▶ **YOUR OBJECTIVE**
Your task is to retype each line of the data below exactly.

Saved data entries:
* * * * *

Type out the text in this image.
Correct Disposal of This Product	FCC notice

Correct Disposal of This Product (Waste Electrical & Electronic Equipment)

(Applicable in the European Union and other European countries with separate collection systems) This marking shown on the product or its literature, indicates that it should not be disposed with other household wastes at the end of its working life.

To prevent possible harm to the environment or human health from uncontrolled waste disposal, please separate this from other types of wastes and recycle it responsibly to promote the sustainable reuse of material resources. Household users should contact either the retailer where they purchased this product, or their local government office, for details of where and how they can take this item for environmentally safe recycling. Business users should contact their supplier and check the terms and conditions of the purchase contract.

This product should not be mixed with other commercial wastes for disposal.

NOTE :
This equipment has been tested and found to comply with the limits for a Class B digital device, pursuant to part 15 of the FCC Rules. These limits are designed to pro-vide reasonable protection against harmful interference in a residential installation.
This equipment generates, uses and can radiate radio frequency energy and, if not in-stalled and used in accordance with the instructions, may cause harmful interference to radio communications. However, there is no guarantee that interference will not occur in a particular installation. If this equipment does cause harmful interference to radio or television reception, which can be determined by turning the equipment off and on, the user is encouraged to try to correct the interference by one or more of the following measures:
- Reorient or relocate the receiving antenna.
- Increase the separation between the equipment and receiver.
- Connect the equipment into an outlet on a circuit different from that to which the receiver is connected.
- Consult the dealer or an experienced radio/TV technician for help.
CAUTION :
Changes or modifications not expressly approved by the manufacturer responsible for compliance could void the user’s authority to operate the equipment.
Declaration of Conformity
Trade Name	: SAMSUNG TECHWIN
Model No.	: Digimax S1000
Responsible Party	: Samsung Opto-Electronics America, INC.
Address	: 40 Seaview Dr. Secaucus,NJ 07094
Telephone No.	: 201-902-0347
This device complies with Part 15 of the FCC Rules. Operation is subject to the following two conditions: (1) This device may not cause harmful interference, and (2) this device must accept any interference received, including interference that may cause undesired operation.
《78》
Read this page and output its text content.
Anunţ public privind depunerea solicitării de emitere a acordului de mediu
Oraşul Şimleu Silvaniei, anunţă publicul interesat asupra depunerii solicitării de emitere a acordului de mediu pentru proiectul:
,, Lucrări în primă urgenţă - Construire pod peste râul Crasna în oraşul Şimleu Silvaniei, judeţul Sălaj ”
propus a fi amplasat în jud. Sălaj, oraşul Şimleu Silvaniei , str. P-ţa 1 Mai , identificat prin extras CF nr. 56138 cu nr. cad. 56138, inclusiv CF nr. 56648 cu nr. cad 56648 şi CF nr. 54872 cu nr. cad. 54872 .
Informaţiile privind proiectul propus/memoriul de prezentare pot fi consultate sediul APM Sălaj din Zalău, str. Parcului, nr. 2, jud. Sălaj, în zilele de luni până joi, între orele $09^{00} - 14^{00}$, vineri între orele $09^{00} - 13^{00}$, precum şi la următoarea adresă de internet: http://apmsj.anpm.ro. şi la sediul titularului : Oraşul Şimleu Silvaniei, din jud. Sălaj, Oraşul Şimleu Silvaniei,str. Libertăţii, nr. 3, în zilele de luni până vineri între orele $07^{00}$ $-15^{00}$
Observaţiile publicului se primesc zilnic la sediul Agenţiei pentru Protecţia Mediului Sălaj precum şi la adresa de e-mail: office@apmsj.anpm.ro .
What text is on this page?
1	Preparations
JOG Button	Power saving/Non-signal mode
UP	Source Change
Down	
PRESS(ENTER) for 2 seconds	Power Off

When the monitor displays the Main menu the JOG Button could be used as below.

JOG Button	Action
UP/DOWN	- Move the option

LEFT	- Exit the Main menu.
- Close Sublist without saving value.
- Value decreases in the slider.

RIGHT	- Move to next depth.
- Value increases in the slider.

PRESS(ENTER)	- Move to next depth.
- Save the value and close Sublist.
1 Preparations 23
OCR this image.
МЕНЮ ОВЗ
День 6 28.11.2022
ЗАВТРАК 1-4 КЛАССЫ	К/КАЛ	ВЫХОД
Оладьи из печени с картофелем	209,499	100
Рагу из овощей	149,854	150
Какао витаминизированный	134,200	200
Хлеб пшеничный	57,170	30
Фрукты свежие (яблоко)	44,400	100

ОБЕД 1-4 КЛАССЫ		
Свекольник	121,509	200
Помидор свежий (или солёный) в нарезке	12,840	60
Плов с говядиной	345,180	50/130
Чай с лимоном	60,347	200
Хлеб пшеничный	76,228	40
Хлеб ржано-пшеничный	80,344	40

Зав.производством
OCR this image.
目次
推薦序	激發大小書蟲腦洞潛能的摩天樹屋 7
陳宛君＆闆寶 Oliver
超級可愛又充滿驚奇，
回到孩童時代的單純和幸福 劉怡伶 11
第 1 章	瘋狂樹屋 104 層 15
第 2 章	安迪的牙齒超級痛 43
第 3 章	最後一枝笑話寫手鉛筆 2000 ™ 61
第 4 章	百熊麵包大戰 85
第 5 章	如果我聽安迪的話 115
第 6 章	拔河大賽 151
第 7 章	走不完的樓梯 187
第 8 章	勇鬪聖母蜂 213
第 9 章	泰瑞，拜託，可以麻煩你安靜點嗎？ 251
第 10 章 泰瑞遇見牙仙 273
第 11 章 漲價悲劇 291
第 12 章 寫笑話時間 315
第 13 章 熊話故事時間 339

* * * * *

▶ **SOLUTION TO THIS TASK**
Type out the text in this image.
Correct Disposal of This Product	FCC notice

Correct Disposal of This Product (Waste Electrical & Electronic Equipment)

(Applicable in the European Union and other European countries with separate collection systems) This marking shown on the product or its literature, indicates that it should not be disposed with other household wastes at the end of its working life.

To prevent possible harm to the environment or human health from uncontrolled waste disposal, please separate this from other types of wastes and recycle it responsibly to promote the sustainable reuse of material resources. Household users should contact either the retailer where they purchased this product, or their local government office, for details of where and how they can take this item for environmentally safe recycling. Business users should contact their supplier and check the terms and conditions of the purchase contract.

This product should not be mixed with other commercial wastes for disposal.

NOTE :
This equipment has been tested and found to comply with the limits for a Class B digital device, pursuant to part 15 of the FCC Rules. These limits are designed to pro-vide reasonable protection against harmful interference in a residential installation.
This equipment generates, uses and can radiate radio frequency energy and, if not in-stalled and used in accordance with the instructions, may cause harmful interference to radio communications. However, there is no guarantee that interference will not occur in a particular installation. If this equipment does cause harmful interference to radio or television reception, which can be determined by turning the equipment off and on, the user is encouraged to try to correct the interference by one or more of the following measures:
- Reorient or relocate the receiving antenna.
- Increase the separation between the equipment and receiver.
- Connect the equipment into an outlet on a circuit different from that to which the receiver is connected.
- Consult the dealer or an experienced radio/TV technician for help.
CAUTION :
Changes or modifications not expressly approved by the manufacturer responsible for compliance could void the user’s authority to operate the equipment.
Declaration of Conformity
Trade Name	: SAMSUNG TECHWIN
Model No.	: Digimax S1000
Responsible Party	: Samsung Opto-Electronics America, INC.
Address	: 40 Seaview Dr. Secaucus,NJ 07094
Telephone No.	: 201-902-0347
This device complies with Part 15 of the FCC Rules. Operation is subject to the following two conditions: (1) This device may not cause harmful interference, and (2) this device must accept any interference received, including interference that may cause undesired operation.
《78》
Read this page and output its text content.
Anunţ public privind depunerea solicitării de emitere a acordului de mediu
Oraşul Şimleu Silvaniei, anunţă publicul interesat asupra depunerii solicitării de emitere a acordului de mediu pentru proiectul:
,, Lucrări în primă urgenţă - Construire pod peste râul Crasna în oraşul Şimleu Silvaniei, judeţul Sălaj ”
propus a fi amplasat în jud. Sălaj, oraşul Şimleu Silvaniei , str. P-ţa 1 Mai , identificat prin extras CF nr. 56138 cu nr. cad. 56138, inclusiv CF nr. 56648 cu nr. cad 56648 şi CF nr. 54872 cu nr. cad. 54872 .
Informaţiile privind proiectul propus/memoriul de prezentare pot fi consultate sediul APM Sălaj din Zalău, str. Parcului, nr. 2, jud. Sălaj, în zilele de luni până joi, între orele $09^{00} - 14^{00}$, vineri între orele $09^{00} - 13^{00}$, precum şi la următoarea adresă de internet: http://apmsj.anpm.ro. şi la sediul titularului : Oraşul Şimleu Silvaniei, din jud. Sălaj, Oraşul Şimleu Silvaniei,str. Libertăţii, nr. 3, în zilele de luni până vineri între orele $07^{00}$ $-15^{00}$
Observaţiile publicului se primesc zilnic la sediul Agenţiei pentru Protecţia Mediului Sălaj precum şi la adresa de e-mail: office@apmsj.anpm.ro .
What text is on this page?
1	Preparations
JOG Button	Power saving/Non-signal mode
UP	Source Change
Down	
PRESS(ENTER) for 2 seconds	Power Off

When the monitor displays the Main menu the JOG Button could be used as below.

JOG Button	Action
UP/DOWN	- Move the option

LEFT	- Exit the Main menu.
- Close Sublist without saving value.
- Value decreases in the slider.

RIGHT	- Move to next depth.
- Value increases in the slider.

PRESS(ENTER)	- Move to next depth.
- Save the value and close Sublist.
1 Preparations 23
OCR this image.
МЕНЮ ОВЗ
День 6 28.11.2022
ЗАВТРАК 1-4 КЛАССЫ	К/КАЛ	ВЫХОД
Оладьи из печени с картофелем	209,499	100
Рагу из овощей	149,854	150
Какао витаминизированный	134,200	200
Хлеб пшеничный	57,170	30
Фрукты свежие (яблоко)	44,400	100

ОБЕД 1-4 КЛАССЫ		
Свекольник	121,509	200
Помидор свежий (или солёный) в нарезке	12,840	60
Плов с говядиной	345,180	50/130
Чай с лимоном	60,347	200
Хлеб пшеничный	76,228	40
Хлеб ржано-пшеничный	80,344	40

Зав.производством
OCR this image.
目次
推薦序	激發大小書蟲腦洞潛能的摩天樹屋 7
陳宛君＆闆寶 Oliver
超級可愛又充滿驚奇，
回到孩童時代的單純和幸福 劉怡伶 11
第 1 章	瘋狂樹屋 104 層 15
第 2 章	安迪的牙齒超級痛 43
第 3 章	最後一枝笑話寫手鉛筆 2000 ™ 61
第 4 章	百熊麵包大戰 85
第 5 章	如果我聽安迪的話 115
第 6 章	拔河大賽 151
第 7 章	走不完的樓梯 187
第 8 章	勇鬪聖母蜂 213
第 9 章	泰瑞，拜託，可以麻煩你安靜點嗎？ 251
第 10 章 泰瑞遇見牙仙 273
第 11 章 漲價悲劇 291
第 12 章 寫笑話時間 315
第 13 章 熊話故事時間 339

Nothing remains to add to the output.